*EXERCISE REQUIREMENTS:* Scan the records below and copy every line that contains the string "Morgan".

*RECORDS FOR THIS EXERCISE:*

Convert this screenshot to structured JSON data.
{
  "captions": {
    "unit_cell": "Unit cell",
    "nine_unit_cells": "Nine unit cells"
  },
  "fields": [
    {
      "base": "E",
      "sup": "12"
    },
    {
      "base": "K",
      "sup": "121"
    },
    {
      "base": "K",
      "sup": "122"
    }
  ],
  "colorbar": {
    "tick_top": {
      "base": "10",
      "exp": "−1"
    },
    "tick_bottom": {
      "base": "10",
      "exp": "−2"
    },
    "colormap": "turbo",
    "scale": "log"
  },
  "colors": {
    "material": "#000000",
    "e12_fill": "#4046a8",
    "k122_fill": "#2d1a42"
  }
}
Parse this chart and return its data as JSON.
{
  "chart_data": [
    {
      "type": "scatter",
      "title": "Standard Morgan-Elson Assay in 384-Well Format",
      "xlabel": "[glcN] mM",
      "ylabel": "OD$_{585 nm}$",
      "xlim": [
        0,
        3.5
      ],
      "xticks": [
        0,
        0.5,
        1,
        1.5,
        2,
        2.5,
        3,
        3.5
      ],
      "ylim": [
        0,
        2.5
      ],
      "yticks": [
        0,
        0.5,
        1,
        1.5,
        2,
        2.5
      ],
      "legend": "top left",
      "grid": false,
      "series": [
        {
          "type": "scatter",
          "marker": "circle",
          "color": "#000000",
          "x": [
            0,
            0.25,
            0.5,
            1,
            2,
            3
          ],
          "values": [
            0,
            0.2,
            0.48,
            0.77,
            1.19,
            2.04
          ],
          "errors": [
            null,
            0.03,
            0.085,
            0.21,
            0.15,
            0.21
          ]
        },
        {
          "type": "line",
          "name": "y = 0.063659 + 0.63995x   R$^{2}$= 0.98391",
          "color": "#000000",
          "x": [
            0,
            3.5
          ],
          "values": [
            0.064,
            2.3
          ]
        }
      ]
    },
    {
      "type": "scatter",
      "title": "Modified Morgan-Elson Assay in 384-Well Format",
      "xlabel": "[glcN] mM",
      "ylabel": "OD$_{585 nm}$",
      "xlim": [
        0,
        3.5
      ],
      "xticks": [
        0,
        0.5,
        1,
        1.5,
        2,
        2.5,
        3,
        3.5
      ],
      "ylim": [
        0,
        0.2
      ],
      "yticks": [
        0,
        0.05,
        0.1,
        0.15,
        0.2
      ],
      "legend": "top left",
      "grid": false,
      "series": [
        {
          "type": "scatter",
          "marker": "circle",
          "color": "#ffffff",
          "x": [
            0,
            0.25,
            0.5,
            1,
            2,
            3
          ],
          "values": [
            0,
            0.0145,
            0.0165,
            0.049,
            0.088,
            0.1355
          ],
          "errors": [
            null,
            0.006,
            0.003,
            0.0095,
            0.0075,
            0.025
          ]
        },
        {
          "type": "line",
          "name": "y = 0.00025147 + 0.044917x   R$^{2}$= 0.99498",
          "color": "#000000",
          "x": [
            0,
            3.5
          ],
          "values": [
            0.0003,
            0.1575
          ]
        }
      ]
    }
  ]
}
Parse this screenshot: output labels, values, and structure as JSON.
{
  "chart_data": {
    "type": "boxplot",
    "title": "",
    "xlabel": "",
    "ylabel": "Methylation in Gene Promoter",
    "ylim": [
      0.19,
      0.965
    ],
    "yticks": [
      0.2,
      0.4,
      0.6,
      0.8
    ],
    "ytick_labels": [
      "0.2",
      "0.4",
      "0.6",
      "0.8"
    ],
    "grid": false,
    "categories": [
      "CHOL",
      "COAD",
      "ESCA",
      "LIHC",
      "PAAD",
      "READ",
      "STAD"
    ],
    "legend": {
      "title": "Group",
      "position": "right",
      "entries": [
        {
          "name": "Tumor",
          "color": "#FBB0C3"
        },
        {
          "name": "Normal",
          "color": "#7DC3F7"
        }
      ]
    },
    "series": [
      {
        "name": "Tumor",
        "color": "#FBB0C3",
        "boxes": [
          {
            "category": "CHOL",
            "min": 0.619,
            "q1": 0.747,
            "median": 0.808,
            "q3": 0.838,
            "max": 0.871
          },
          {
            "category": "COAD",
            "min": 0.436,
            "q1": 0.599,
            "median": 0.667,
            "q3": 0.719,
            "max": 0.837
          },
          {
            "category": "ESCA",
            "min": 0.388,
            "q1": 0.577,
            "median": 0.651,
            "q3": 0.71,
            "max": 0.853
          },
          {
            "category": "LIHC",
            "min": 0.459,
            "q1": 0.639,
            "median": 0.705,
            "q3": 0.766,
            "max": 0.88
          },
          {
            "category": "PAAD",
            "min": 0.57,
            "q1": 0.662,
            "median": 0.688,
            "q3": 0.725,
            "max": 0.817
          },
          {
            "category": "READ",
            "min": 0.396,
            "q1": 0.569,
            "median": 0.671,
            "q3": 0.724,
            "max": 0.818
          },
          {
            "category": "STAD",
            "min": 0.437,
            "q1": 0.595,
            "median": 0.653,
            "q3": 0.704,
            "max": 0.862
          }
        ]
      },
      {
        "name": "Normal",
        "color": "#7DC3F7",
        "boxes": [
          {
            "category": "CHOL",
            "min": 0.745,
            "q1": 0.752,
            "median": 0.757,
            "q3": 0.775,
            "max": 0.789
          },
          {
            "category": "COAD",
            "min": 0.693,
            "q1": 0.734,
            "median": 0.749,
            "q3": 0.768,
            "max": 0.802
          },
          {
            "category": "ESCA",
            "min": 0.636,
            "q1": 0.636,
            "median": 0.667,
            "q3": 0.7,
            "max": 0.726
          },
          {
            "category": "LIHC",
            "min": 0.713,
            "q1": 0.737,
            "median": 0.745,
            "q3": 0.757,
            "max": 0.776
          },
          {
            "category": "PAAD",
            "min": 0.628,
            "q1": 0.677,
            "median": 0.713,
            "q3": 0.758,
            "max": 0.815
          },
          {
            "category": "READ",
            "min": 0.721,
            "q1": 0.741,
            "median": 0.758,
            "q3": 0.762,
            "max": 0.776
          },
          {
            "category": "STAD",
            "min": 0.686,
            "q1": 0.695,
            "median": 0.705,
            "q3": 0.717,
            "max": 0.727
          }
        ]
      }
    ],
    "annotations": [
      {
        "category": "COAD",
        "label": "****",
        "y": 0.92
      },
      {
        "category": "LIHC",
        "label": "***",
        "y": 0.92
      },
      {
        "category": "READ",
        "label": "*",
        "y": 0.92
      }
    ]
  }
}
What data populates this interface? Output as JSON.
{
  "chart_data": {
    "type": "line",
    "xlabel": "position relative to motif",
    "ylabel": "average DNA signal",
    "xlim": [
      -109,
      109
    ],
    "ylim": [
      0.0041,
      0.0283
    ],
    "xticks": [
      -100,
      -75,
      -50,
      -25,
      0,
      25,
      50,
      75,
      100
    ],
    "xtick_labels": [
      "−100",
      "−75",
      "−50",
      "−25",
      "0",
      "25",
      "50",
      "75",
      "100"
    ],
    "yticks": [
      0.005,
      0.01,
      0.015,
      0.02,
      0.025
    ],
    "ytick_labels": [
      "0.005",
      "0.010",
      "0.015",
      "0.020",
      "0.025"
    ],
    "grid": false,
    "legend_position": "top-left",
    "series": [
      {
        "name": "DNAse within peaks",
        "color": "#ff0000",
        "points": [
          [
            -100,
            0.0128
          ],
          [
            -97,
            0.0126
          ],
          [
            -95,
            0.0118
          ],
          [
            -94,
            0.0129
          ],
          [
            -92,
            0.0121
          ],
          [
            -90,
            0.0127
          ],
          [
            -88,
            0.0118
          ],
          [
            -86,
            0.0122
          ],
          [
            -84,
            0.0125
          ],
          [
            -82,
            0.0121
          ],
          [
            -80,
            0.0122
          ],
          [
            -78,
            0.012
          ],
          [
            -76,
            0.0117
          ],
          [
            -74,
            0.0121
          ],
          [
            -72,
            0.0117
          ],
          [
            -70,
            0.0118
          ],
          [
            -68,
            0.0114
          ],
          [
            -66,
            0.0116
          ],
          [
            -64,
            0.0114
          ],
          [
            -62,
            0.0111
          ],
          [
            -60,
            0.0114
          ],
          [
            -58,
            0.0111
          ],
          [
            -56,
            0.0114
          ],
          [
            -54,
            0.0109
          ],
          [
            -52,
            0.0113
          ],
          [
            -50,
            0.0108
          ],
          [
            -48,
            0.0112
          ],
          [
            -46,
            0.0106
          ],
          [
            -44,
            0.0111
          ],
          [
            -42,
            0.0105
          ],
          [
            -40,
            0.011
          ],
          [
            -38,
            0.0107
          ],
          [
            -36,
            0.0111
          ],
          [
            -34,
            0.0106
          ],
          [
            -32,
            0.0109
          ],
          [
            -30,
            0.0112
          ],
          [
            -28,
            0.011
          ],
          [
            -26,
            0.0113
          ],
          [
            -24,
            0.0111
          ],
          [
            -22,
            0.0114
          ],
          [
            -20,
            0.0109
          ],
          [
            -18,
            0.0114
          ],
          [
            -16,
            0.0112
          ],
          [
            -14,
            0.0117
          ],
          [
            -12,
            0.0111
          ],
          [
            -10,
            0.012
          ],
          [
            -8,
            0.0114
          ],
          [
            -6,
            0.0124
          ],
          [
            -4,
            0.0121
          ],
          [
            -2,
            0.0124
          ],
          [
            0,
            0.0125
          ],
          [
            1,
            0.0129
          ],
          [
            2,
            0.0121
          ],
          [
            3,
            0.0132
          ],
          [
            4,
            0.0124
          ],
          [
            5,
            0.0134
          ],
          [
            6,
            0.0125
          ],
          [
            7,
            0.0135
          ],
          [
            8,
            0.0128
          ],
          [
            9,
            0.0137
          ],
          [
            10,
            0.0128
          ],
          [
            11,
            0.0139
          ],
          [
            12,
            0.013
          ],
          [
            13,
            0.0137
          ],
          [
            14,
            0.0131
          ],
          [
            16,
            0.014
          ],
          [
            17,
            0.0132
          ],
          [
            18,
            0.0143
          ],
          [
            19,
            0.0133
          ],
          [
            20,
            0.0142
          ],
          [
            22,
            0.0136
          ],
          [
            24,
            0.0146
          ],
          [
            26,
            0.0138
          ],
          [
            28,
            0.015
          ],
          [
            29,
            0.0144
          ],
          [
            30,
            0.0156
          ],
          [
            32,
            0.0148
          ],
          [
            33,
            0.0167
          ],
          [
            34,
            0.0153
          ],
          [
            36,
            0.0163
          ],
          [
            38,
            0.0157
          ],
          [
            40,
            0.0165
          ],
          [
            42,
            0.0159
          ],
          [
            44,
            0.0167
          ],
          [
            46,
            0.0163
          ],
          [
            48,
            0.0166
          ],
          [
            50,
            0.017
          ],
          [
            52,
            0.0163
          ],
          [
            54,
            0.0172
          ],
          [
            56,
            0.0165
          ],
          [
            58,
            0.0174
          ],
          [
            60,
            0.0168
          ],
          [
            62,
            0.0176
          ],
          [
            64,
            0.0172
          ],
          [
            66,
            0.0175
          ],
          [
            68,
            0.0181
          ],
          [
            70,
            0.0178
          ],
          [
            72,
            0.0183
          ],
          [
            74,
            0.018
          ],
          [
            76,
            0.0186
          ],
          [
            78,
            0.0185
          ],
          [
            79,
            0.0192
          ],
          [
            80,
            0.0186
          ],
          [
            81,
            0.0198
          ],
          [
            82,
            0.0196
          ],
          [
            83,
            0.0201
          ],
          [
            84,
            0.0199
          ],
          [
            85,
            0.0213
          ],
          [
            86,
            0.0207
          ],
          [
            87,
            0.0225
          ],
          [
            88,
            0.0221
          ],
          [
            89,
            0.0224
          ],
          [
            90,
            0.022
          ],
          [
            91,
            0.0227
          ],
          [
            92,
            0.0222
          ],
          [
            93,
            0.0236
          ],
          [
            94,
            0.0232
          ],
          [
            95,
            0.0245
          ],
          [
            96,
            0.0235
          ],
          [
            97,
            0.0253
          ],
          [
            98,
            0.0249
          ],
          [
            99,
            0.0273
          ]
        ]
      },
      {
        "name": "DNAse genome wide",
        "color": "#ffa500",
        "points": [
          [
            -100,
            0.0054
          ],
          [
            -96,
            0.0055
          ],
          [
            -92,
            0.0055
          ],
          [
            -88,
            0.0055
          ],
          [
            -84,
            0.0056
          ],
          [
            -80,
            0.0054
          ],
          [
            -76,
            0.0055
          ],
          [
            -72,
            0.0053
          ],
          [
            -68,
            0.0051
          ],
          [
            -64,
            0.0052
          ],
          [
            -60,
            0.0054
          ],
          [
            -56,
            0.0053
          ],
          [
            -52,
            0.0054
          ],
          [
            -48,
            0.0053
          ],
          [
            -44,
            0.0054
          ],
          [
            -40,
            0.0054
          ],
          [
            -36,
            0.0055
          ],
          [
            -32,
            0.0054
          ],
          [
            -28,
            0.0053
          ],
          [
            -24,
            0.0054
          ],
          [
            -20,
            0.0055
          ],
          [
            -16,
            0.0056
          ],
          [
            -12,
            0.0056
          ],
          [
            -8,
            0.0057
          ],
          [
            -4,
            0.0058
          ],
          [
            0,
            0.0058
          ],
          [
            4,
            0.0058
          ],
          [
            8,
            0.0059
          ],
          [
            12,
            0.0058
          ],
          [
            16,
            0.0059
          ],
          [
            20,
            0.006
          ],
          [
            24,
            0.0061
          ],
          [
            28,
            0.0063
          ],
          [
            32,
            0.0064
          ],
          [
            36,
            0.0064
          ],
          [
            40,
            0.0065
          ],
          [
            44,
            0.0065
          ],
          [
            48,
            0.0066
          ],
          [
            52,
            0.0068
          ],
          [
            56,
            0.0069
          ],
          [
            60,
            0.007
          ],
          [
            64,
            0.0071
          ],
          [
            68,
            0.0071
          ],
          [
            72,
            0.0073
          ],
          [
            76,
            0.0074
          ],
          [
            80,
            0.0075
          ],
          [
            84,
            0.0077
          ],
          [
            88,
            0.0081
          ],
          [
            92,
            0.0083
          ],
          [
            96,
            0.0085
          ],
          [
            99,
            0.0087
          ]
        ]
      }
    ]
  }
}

*SOLUTION TO THE EXERCISE:*
      "title": "Standard Morgan-Elson Assay in 384-Well Format",
      "title": "Modified Morgan-Elson Assay in 384-Well Format",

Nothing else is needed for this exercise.